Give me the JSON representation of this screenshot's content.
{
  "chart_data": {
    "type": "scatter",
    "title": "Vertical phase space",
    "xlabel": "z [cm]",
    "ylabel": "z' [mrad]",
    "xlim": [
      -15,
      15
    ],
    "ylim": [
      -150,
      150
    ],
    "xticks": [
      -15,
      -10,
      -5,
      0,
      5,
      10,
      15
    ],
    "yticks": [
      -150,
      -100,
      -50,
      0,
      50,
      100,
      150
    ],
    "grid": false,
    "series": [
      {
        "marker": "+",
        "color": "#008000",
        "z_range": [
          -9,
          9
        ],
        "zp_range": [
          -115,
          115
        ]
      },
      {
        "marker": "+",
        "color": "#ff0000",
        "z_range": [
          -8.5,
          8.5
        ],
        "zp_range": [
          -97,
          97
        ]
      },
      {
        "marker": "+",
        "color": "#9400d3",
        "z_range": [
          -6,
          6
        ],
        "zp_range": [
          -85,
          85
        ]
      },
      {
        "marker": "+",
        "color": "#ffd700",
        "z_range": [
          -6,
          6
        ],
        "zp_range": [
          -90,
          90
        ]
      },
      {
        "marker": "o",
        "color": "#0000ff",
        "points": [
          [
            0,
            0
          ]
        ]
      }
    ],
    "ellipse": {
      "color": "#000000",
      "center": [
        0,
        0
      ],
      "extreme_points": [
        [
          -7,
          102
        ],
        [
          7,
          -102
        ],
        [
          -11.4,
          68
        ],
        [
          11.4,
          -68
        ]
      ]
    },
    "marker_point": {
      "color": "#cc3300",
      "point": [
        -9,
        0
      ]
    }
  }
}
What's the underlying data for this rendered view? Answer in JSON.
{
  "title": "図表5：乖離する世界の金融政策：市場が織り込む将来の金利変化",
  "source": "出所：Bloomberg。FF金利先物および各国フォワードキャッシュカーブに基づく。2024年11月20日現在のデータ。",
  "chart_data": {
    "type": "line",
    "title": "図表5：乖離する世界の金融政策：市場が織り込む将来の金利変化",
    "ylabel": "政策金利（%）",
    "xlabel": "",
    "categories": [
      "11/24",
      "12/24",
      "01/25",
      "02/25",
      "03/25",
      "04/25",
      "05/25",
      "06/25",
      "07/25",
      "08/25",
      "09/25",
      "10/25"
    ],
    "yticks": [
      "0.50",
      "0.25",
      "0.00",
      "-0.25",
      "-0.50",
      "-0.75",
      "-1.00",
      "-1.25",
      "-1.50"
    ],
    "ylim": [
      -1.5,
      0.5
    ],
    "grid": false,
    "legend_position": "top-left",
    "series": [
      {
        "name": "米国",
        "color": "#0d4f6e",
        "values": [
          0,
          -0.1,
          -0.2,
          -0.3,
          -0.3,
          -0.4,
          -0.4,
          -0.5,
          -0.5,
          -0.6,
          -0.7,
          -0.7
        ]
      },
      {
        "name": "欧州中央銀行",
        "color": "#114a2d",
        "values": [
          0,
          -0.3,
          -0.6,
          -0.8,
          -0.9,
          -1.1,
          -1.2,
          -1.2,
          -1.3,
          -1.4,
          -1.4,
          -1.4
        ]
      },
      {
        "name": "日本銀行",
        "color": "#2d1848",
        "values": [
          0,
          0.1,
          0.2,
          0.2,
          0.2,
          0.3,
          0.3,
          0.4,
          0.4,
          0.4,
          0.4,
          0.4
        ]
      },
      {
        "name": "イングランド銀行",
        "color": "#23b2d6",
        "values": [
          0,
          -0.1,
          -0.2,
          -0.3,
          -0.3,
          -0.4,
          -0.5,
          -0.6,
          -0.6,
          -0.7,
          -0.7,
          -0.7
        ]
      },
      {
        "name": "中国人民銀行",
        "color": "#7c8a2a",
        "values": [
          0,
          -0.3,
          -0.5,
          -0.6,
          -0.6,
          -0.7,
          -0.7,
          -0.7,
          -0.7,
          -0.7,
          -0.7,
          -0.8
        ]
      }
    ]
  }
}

__________

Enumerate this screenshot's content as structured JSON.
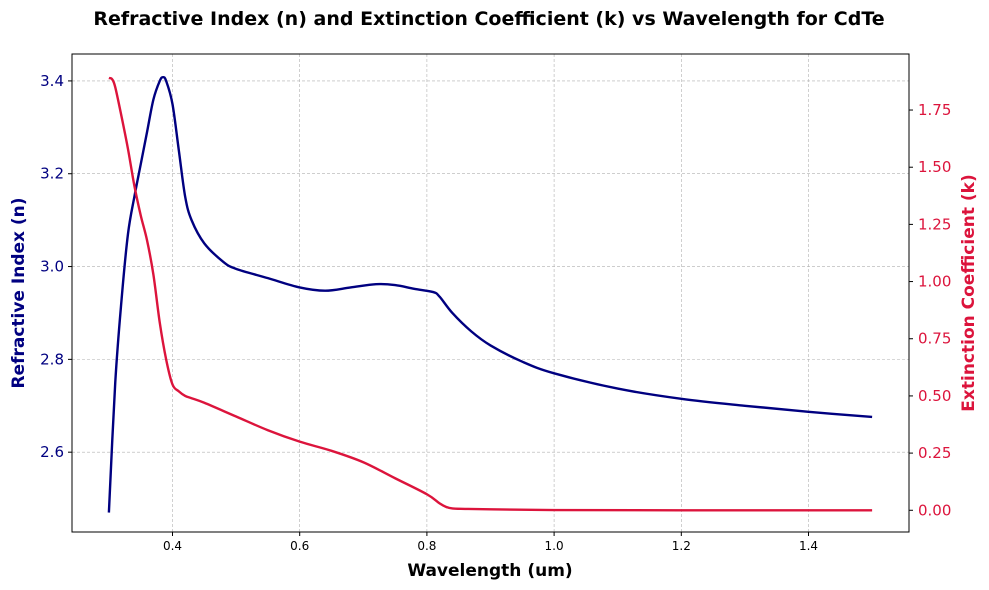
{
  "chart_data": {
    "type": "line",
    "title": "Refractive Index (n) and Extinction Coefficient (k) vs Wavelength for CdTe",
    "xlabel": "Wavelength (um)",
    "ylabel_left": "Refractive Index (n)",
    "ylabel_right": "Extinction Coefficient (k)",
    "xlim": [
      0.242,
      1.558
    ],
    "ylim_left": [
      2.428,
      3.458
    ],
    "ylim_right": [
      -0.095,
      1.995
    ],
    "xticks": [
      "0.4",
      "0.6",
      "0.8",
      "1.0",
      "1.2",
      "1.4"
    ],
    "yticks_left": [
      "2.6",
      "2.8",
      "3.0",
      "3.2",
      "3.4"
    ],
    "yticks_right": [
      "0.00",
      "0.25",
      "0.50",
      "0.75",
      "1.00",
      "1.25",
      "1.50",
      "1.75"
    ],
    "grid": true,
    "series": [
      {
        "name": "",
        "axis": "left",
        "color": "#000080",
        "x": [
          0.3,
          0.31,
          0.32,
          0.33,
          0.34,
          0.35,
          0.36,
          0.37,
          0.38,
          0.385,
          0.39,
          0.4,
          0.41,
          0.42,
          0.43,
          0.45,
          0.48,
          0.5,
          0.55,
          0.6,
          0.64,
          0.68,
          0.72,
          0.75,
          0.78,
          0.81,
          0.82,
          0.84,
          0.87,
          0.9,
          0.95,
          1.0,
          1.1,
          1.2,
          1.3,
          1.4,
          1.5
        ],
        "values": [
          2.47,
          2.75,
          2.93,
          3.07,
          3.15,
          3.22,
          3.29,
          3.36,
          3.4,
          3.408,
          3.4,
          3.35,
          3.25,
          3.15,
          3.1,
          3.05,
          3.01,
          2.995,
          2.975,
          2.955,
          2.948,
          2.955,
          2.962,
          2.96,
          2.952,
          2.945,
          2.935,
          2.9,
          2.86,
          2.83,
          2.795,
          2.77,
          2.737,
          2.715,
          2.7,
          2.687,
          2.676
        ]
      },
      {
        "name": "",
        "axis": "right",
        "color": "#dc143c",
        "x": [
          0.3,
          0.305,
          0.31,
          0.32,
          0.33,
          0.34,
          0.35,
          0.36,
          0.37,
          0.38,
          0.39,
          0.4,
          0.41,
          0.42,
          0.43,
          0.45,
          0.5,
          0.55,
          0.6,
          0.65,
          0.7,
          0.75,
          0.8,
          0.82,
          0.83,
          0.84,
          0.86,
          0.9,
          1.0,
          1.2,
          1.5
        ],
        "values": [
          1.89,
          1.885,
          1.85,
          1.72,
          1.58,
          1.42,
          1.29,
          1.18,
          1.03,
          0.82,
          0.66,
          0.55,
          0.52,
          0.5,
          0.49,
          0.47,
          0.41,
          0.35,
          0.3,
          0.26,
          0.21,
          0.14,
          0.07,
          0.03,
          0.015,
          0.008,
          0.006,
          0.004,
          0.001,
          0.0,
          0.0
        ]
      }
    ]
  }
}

__________

Each line containing the word "Wavelength" counts once; say how many such lines there are, giving only the number.

• [Expected answer]
2